Job → Entries follow. Set all of them down as they stand.
++++ The data
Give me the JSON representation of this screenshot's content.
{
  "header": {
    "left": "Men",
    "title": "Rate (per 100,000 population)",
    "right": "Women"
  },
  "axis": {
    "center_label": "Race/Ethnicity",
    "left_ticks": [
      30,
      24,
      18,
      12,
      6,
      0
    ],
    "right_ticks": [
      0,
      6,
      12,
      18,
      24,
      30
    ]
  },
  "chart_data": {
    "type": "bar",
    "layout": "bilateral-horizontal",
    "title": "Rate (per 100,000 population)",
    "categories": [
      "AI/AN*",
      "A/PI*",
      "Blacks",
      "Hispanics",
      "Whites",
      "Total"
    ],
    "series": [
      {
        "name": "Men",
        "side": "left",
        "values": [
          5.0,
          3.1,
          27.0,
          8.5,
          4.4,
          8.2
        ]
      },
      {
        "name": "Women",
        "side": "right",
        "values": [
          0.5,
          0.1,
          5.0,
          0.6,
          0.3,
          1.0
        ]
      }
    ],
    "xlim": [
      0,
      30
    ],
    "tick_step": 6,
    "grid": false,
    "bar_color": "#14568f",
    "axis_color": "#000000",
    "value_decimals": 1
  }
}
++++++++
Written reply →
Give me the JSON representation of this screenshot's content.
{
  "header": {
    "left": "Men",
    "title": "Rate (per 100,000 population)",
    "right": "Women"
  },
  "axis": {
    "center_label": "Race/Ethnicity",
    "left_ticks": [
      30,
      24,
      18,
      12,
      6,
      0
    ],
    "right_ticks": [
      0,
      6,
      12,
      18,
      24,
      30
    ]
  },
  "chart_data": {
    "type": "bar",
    "layout": "bilateral-horizontal",
    "title": "Rate (per 100,000 population)",
    "categories": [
      "AI/AN*",
      "A/PI*",
      "Blacks",
      "Hispanics",
      "Whites",
      "Total"
    ],
    "series": [
      {
        "name": "Men",
        "side": "left",
        "values": [
          5.0,
          3.1,
          27.0,
          8.5,
          4.4,
          8.2
        ]
      },
      {
        "name": "Women",
        "side": "right",
        "values": [
          0.5,
          0.1,
          5.0,
          0.6,
          0.3,
          1.0
        ]
      }
    ],
    "xlim": [
      0,
      30
    ],
    "tick_step": 6,
    "grid": false,
    "bar_color": "#14568f",
    "axis_color": "#000000",
    "value_decimals": 1
  }
}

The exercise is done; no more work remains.